__Given data__

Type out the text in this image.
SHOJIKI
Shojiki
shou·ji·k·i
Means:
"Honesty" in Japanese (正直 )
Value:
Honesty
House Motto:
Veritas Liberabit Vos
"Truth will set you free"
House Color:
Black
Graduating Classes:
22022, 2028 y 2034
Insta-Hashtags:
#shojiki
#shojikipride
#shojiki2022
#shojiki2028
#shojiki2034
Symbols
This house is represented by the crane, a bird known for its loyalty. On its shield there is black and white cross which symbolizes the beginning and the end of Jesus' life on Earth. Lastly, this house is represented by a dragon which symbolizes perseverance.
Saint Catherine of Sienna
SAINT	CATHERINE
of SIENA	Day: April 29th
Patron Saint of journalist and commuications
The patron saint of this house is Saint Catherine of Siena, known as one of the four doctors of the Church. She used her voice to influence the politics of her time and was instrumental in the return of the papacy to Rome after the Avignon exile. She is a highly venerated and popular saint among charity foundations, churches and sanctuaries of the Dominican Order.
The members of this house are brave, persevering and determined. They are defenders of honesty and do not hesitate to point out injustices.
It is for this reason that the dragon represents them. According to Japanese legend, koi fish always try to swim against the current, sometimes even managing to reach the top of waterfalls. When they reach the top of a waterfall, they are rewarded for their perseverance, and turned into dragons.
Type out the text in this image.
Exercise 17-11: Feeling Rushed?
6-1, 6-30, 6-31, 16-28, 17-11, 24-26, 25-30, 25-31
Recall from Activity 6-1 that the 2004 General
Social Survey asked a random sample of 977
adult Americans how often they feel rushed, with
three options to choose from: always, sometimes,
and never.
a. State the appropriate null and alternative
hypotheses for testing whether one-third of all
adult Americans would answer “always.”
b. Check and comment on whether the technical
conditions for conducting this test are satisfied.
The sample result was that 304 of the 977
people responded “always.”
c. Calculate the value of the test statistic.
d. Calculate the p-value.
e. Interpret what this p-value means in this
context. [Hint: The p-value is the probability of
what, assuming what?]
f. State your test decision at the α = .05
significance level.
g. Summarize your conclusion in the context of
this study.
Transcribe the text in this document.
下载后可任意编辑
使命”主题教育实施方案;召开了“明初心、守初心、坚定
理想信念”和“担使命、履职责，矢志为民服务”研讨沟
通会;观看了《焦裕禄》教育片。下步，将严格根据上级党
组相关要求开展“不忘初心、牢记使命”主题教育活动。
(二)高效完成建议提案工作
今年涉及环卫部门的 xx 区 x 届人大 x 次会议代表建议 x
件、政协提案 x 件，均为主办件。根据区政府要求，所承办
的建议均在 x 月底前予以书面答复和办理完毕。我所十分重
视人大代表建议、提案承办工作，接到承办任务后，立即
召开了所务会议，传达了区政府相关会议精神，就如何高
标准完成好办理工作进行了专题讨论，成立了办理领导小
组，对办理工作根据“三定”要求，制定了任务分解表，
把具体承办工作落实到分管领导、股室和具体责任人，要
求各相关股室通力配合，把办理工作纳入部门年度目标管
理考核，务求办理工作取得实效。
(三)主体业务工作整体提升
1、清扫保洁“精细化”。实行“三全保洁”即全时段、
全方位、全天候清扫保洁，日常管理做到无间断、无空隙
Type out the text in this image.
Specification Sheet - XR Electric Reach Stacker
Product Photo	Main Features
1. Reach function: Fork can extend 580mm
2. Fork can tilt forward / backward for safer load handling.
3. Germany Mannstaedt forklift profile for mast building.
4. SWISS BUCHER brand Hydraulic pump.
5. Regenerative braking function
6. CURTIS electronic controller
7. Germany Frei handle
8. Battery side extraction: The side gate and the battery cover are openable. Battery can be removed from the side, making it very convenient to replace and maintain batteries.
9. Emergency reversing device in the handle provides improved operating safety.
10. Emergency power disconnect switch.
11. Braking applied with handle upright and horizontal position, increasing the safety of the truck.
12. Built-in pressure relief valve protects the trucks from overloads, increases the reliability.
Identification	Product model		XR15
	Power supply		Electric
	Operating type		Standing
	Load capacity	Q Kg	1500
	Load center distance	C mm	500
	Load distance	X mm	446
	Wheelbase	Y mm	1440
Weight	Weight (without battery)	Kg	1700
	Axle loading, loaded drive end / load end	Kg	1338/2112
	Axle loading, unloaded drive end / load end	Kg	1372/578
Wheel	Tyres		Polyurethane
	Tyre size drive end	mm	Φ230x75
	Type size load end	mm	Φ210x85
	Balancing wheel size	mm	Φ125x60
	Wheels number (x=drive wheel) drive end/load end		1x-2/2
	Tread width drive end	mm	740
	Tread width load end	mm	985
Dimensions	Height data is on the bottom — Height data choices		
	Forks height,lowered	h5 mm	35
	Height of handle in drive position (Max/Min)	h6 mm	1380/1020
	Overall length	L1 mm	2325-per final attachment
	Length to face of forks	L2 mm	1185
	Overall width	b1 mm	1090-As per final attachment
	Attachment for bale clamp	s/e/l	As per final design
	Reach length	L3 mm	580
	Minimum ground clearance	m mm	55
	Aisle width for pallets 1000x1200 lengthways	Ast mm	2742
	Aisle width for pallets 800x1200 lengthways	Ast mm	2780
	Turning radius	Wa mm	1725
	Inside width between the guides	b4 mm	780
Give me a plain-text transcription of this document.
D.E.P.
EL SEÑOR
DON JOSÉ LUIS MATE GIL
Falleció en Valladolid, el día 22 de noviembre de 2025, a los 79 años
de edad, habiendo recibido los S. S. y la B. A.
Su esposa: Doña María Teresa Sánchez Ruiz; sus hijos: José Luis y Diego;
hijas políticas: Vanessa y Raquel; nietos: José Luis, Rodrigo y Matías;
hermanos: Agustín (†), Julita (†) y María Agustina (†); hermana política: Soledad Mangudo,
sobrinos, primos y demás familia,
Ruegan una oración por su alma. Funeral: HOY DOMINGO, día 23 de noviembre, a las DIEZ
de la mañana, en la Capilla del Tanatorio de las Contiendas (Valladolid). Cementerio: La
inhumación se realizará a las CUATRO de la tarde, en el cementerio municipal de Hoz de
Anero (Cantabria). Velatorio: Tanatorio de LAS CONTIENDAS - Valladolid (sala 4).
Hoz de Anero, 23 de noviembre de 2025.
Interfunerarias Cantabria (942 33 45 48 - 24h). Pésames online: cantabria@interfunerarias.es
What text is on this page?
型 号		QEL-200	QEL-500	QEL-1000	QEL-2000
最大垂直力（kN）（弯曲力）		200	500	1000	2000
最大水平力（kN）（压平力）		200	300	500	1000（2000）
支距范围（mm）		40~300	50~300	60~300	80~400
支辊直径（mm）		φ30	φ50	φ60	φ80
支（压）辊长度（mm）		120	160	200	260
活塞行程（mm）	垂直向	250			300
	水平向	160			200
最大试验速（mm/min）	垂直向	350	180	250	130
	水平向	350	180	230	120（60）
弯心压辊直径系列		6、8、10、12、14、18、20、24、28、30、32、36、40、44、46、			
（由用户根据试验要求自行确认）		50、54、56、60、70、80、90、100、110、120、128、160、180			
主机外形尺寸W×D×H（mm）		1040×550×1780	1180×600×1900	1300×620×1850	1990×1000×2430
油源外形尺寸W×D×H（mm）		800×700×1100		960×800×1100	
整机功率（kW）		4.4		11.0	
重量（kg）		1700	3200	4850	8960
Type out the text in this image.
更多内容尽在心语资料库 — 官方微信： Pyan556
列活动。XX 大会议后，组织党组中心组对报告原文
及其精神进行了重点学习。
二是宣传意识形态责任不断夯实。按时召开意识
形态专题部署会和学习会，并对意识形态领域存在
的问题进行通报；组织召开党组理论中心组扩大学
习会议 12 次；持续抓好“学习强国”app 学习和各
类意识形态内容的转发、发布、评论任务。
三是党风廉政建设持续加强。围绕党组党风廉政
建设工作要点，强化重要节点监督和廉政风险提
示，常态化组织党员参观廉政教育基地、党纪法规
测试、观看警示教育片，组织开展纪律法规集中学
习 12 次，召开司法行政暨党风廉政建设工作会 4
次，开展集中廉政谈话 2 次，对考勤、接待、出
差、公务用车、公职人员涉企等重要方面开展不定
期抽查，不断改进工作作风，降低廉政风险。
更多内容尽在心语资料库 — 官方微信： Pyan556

__Your goal__
Every line above that contains the word "context" should be reported.

__Exercise result__
context. [Hint: The p-value is the probability of
g. Summarize your conclusion in the context of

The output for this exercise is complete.